-------- THE INPUT

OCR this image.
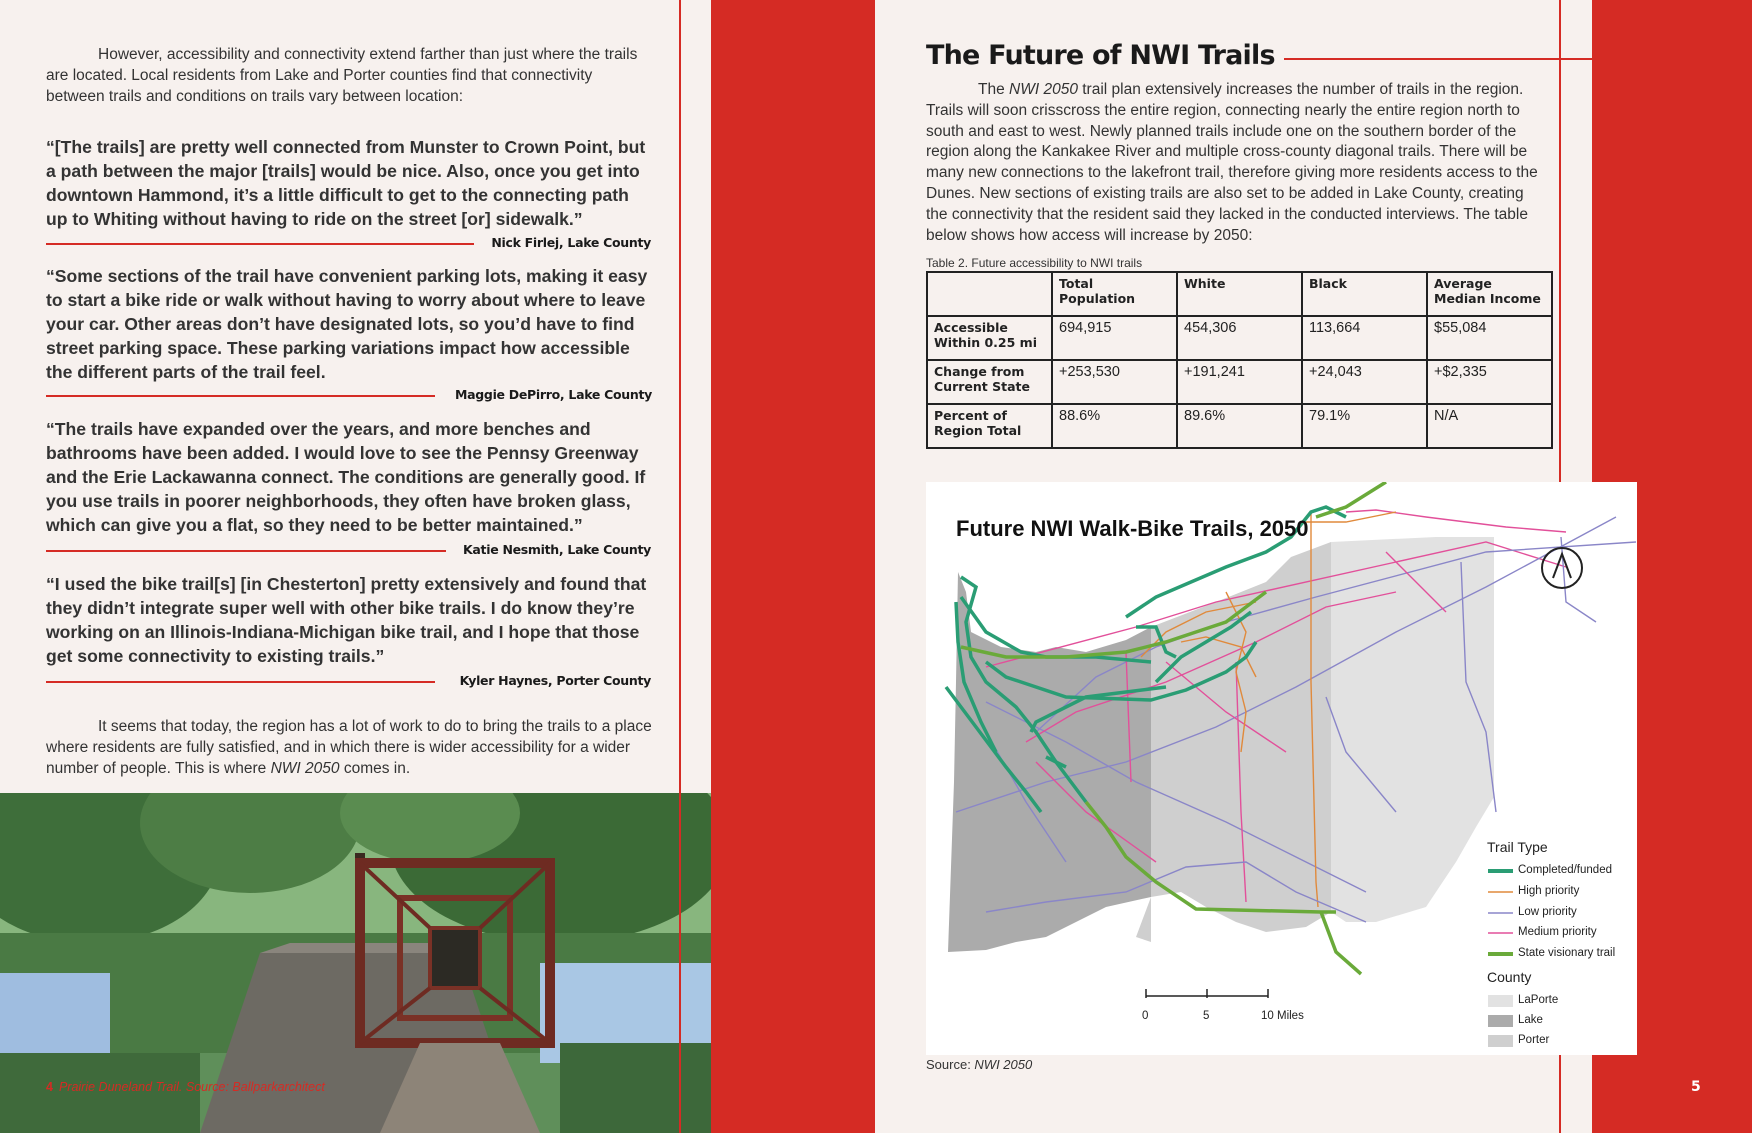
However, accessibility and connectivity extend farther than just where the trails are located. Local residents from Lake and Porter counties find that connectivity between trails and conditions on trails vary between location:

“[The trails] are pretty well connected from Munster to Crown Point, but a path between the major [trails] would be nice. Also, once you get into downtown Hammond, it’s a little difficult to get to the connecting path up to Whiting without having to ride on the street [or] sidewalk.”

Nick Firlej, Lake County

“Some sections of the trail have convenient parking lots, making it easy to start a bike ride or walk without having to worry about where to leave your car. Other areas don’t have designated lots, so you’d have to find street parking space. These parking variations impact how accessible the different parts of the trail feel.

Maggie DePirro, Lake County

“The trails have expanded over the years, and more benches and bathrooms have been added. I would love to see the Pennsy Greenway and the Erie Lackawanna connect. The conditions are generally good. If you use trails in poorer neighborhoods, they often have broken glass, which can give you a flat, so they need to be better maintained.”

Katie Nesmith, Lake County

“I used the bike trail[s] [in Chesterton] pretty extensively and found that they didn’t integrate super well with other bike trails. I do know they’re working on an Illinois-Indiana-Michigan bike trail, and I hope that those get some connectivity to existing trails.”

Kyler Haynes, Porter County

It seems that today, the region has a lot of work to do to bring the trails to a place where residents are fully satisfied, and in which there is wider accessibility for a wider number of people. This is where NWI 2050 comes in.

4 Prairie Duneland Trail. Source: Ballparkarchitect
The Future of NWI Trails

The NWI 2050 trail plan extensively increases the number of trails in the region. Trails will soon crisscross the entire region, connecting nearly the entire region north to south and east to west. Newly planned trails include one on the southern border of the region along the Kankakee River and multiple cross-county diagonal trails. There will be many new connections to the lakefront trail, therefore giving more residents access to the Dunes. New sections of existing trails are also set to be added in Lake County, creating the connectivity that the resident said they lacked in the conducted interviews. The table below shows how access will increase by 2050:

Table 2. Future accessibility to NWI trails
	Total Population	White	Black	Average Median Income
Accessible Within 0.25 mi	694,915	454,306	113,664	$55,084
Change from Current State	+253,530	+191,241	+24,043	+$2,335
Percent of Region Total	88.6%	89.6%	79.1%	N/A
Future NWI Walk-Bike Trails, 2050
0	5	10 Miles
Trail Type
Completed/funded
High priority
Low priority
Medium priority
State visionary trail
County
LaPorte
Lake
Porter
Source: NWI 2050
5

----------------

Collect, from the material above, every line containing the word "Source".

→ COMPLETE RESPONSE
4 Prairie Duneland Trail. Source: Ballparkarchitect
Source: NWI 2050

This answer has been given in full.